-- Given request --
Word for word, quote the lines from the one containing "Convert this screenshot" to the end of the entries below, including both. Leave pictures out.

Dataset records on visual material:
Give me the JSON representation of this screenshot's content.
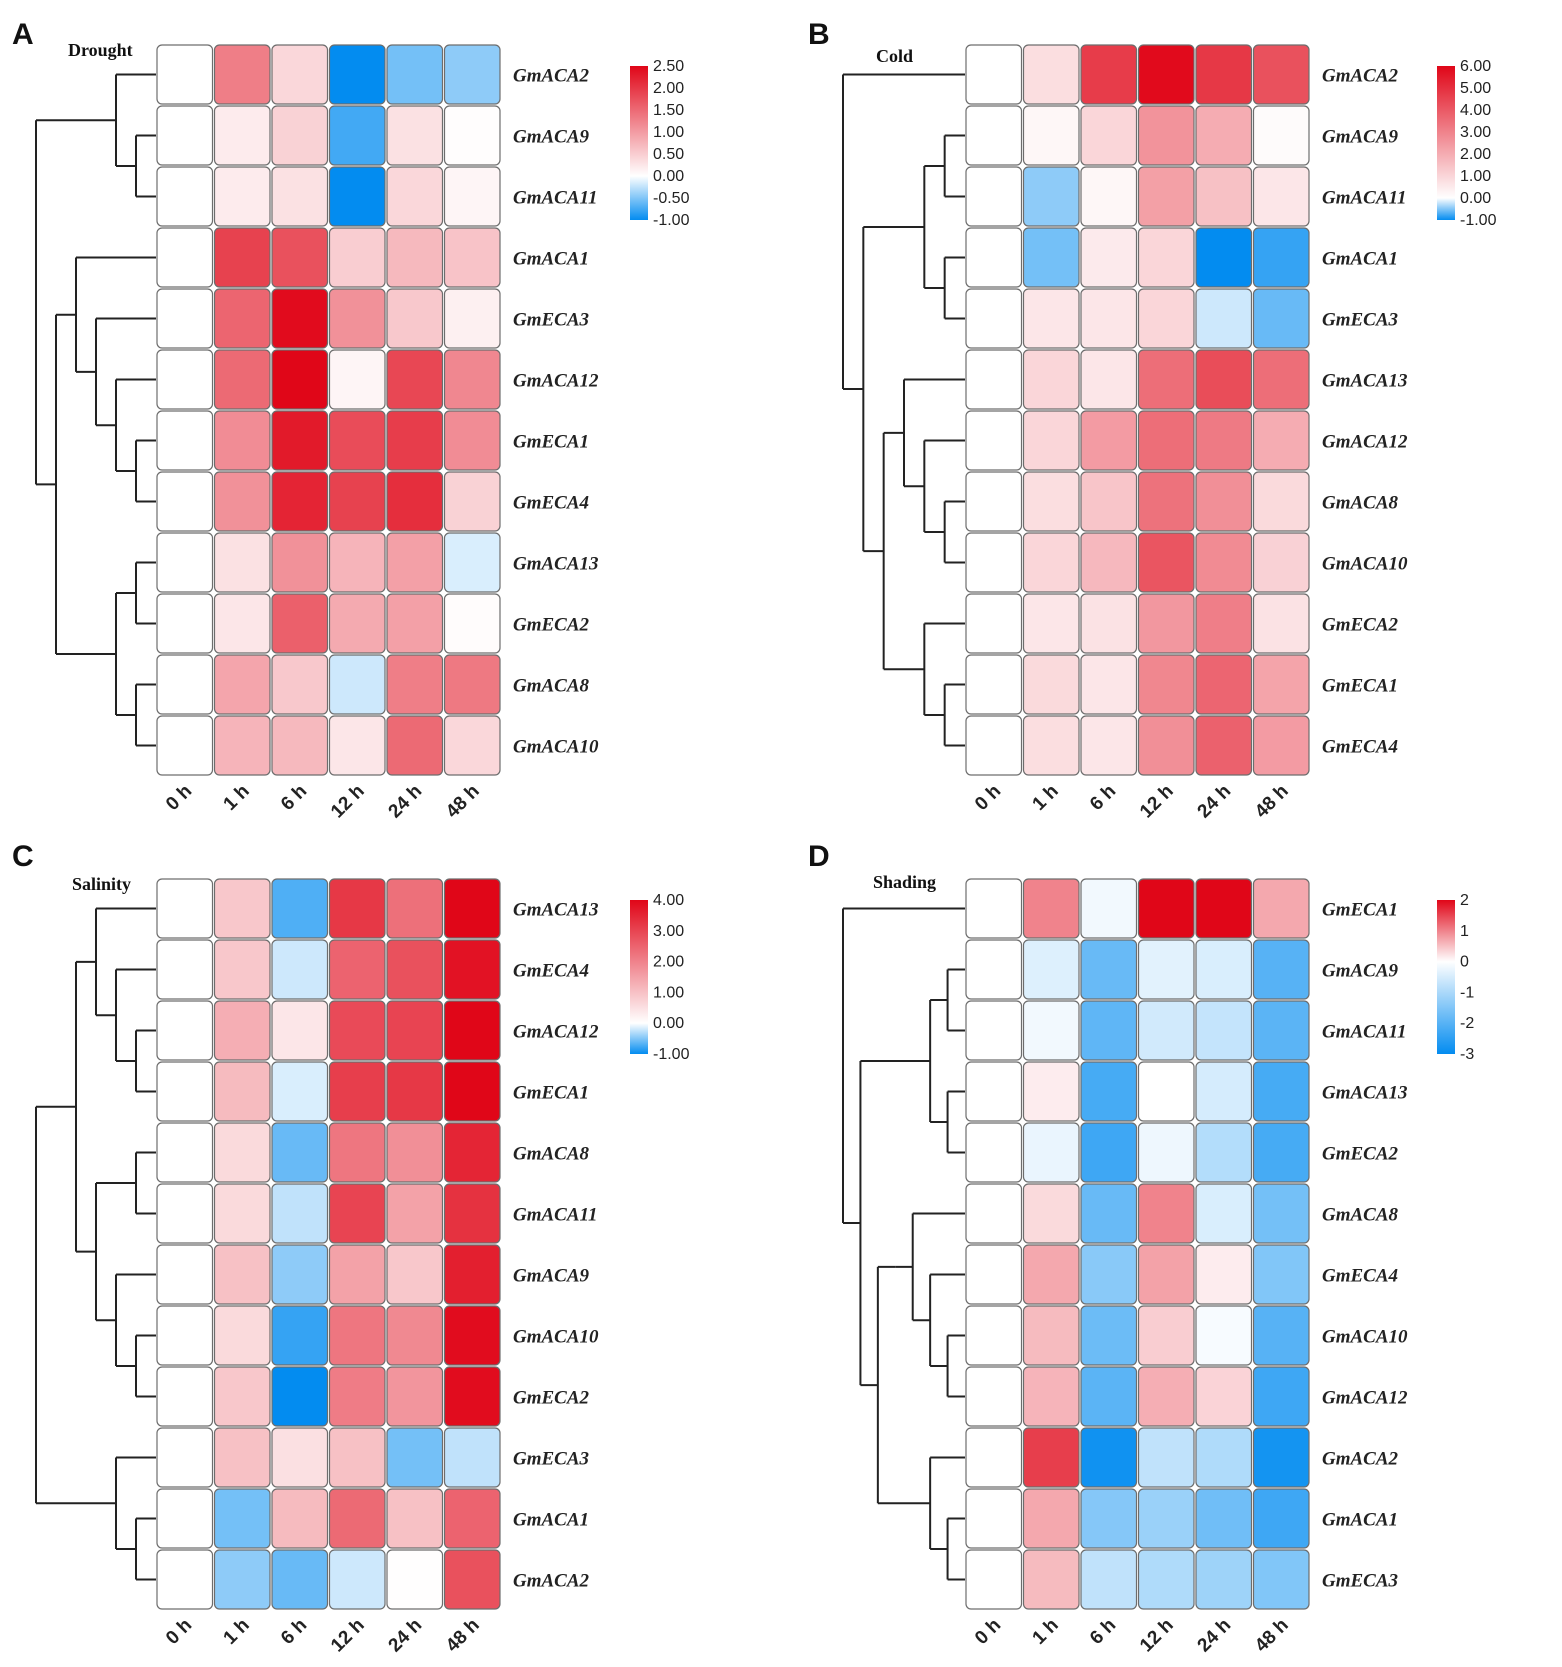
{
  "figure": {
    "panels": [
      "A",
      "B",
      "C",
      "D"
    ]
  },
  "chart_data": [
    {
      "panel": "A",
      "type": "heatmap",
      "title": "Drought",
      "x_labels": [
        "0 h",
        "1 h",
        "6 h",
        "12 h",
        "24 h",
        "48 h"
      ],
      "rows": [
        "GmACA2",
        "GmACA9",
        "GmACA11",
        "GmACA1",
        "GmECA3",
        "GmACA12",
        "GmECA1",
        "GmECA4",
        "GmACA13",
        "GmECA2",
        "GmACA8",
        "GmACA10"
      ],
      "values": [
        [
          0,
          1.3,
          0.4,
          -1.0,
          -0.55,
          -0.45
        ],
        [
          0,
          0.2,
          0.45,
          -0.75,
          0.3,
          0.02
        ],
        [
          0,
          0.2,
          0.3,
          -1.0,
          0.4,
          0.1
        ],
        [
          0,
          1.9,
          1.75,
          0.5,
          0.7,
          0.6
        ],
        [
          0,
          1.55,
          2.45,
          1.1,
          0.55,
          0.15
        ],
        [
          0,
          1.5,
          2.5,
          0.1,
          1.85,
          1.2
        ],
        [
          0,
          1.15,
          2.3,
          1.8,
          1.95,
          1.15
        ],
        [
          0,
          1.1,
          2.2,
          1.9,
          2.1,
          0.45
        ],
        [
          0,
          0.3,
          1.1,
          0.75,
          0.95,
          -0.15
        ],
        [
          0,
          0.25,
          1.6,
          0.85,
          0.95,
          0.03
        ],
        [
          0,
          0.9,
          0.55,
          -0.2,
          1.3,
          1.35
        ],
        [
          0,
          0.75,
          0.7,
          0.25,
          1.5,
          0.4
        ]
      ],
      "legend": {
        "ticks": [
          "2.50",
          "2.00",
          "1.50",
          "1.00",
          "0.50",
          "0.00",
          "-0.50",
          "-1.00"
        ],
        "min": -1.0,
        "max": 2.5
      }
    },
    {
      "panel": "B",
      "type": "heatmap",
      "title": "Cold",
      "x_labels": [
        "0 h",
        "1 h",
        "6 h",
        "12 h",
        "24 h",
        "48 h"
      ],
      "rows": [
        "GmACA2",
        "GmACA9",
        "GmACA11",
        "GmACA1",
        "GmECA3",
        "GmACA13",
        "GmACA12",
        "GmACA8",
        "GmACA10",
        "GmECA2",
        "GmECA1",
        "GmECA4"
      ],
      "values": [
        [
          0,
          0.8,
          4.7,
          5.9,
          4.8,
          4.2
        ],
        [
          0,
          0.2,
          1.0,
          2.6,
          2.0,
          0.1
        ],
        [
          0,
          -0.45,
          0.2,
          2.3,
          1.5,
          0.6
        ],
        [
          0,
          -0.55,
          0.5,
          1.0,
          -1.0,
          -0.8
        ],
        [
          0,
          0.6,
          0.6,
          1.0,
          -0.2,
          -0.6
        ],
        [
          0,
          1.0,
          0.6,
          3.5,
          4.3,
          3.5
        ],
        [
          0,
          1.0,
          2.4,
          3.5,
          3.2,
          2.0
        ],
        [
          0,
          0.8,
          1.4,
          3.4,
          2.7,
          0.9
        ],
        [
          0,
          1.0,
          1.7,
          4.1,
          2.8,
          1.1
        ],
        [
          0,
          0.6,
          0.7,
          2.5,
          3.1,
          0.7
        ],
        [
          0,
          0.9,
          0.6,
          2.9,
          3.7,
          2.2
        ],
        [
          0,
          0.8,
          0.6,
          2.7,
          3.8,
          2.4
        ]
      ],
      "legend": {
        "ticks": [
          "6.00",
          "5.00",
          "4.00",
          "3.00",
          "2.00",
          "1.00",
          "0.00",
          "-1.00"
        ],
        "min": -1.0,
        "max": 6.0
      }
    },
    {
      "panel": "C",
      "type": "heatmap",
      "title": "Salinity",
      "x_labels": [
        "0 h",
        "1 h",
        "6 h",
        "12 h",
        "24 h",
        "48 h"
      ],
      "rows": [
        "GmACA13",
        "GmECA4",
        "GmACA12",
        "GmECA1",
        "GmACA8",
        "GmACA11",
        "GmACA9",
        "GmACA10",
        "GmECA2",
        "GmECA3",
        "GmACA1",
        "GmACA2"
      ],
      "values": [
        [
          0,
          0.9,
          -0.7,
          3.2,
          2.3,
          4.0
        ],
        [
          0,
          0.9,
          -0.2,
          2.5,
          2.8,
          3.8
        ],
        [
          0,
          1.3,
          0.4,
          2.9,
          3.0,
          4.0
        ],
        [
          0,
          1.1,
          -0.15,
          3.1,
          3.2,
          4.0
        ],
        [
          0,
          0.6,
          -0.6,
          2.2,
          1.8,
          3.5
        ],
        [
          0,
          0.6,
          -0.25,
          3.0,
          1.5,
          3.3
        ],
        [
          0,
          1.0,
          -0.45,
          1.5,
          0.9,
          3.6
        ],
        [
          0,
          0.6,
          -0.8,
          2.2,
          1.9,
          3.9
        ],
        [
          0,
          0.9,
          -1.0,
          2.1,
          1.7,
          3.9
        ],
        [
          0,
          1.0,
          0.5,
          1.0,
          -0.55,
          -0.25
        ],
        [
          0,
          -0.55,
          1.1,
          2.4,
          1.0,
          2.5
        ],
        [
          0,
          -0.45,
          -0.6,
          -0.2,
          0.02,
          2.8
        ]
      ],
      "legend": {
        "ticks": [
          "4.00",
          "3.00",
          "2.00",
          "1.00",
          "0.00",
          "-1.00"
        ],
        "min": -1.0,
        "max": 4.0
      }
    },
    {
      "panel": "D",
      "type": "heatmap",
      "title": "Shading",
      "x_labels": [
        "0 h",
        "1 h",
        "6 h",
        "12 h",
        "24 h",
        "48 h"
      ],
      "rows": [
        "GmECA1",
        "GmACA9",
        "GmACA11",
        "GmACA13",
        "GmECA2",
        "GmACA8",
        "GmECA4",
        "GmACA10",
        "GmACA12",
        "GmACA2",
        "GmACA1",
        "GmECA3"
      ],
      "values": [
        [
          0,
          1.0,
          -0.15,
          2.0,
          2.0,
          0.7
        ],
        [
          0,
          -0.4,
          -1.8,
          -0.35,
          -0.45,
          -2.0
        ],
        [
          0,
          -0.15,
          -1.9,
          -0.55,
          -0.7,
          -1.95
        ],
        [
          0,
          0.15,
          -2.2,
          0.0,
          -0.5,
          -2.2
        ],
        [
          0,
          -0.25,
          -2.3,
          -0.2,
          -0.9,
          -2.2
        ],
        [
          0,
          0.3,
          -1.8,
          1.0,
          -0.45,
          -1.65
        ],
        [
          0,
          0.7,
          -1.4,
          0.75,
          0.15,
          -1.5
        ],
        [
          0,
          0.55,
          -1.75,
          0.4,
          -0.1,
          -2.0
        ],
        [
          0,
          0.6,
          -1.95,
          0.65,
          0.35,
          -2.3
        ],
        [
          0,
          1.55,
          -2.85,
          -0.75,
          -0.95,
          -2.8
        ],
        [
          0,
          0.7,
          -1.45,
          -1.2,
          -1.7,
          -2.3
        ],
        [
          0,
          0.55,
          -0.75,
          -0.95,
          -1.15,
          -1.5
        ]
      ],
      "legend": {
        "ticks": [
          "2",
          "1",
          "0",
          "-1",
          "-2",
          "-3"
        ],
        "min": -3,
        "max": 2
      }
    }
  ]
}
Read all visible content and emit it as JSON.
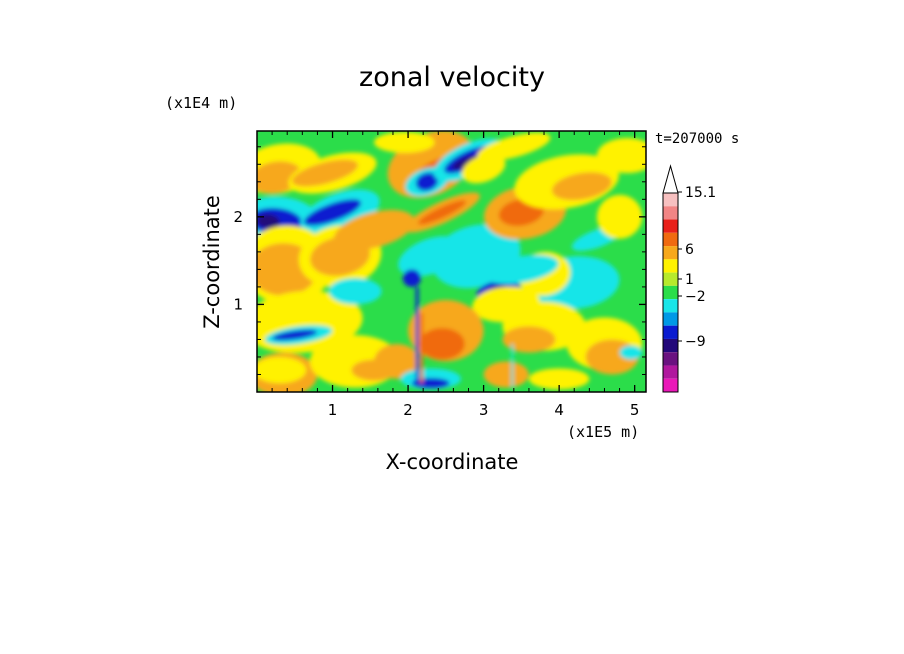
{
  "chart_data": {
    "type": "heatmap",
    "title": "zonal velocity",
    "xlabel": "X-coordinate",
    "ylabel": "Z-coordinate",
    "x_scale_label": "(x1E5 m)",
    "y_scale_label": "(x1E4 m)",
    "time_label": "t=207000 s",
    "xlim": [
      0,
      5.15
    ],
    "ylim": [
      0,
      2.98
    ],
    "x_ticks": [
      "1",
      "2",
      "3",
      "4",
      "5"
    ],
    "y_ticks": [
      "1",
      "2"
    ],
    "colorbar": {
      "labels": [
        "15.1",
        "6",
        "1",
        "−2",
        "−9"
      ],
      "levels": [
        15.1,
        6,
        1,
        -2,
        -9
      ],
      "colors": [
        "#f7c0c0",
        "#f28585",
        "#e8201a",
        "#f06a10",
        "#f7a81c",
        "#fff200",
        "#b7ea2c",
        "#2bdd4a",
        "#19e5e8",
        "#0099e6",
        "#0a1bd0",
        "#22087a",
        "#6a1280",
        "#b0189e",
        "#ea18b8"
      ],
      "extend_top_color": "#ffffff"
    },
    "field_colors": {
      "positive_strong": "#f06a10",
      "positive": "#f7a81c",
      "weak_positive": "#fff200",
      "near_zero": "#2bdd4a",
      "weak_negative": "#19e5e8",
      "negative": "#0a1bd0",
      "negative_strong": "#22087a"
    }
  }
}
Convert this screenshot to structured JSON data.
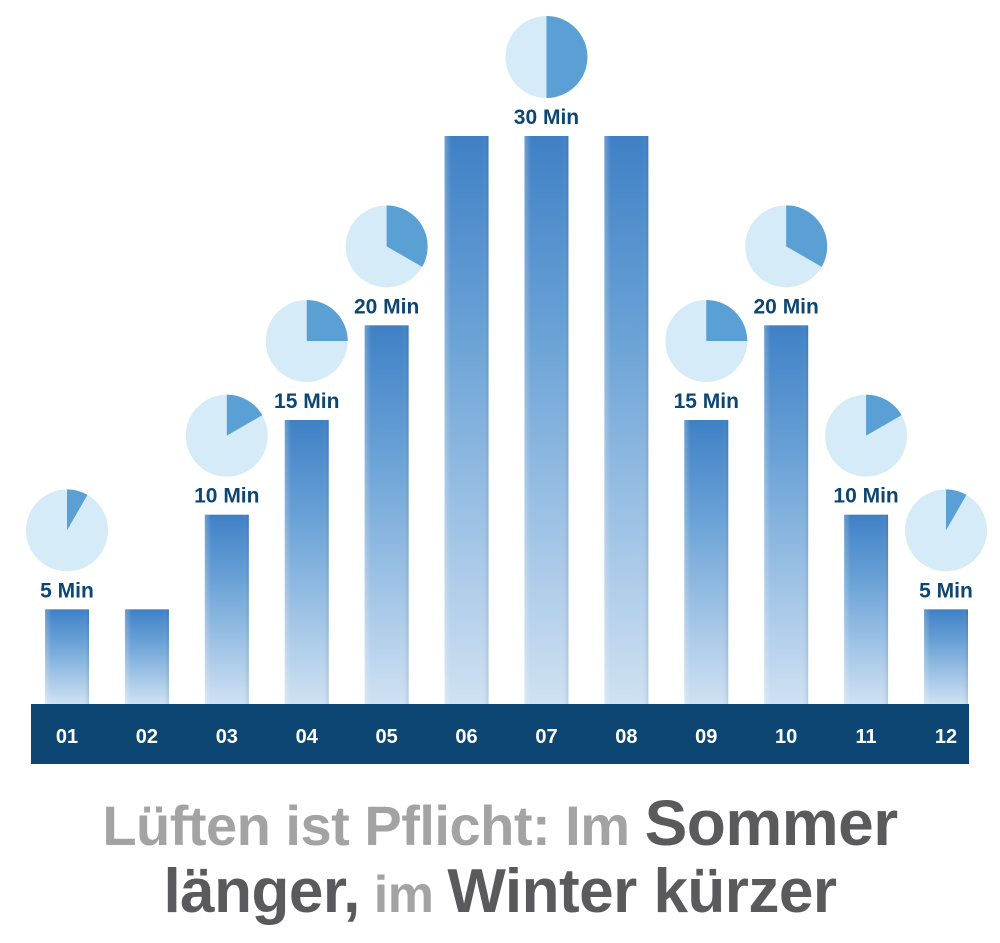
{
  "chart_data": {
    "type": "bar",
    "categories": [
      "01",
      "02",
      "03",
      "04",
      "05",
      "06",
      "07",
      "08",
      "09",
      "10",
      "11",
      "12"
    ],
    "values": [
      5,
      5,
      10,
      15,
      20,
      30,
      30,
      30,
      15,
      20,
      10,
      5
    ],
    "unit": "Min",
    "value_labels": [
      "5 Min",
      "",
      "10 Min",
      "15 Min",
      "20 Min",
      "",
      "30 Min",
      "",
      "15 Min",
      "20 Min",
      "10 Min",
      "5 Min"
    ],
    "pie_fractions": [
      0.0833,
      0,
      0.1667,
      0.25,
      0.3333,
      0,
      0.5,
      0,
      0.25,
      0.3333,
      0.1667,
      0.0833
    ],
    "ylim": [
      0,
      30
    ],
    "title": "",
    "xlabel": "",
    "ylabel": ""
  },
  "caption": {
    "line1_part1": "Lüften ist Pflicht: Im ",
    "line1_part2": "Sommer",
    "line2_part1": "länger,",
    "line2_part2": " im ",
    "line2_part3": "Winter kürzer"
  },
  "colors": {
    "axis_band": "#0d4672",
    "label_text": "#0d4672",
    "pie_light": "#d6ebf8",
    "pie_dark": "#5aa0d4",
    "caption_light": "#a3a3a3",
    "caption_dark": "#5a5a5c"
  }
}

-- Result below --
Convert this screenshot to structured JSON data.
{
  "chart_data": {
    "type": "bar",
    "categories": [
      "01",
      "02",
      "03",
      "04",
      "05",
      "06",
      "07",
      "08",
      "09",
      "10",
      "11",
      "12"
    ],
    "values": [
      5,
      5,
      10,
      15,
      20,
      30,
      30,
      30,
      15,
      20,
      10,
      5
    ],
    "unit": "Min",
    "value_labels": [
      "5 Min",
      "",
      "10 Min",
      "15 Min",
      "20 Min",
      "",
      "30 Min",
      "",
      "15 Min",
      "20 Min",
      "10 Min",
      "5 Min"
    ],
    "pie_fractions": [
      0.0833,
      0,
      0.1667,
      0.25,
      0.3333,
      0,
      0.5,
      0,
      0.25,
      0.3333,
      0.1667,
      0.0833
    ],
    "ylim": [
      0,
      30
    ],
    "title": "",
    "xlabel": "",
    "ylabel": ""
  },
  "caption": {
    "line1_part1": "Lüften ist Pflicht: Im ",
    "line1_part2": "Sommer",
    "line2_part1": "länger,",
    "line2_part2": " im ",
    "line2_part3": "Winter kürzer"
  },
  "colors": {
    "axis_band": "#0d4672",
    "label_text": "#0d4672",
    "pie_light": "#d6ebf8",
    "pie_dark": "#5aa0d4",
    "caption_light": "#a3a3a3",
    "caption_dark": "#5a5a5c"
  }
}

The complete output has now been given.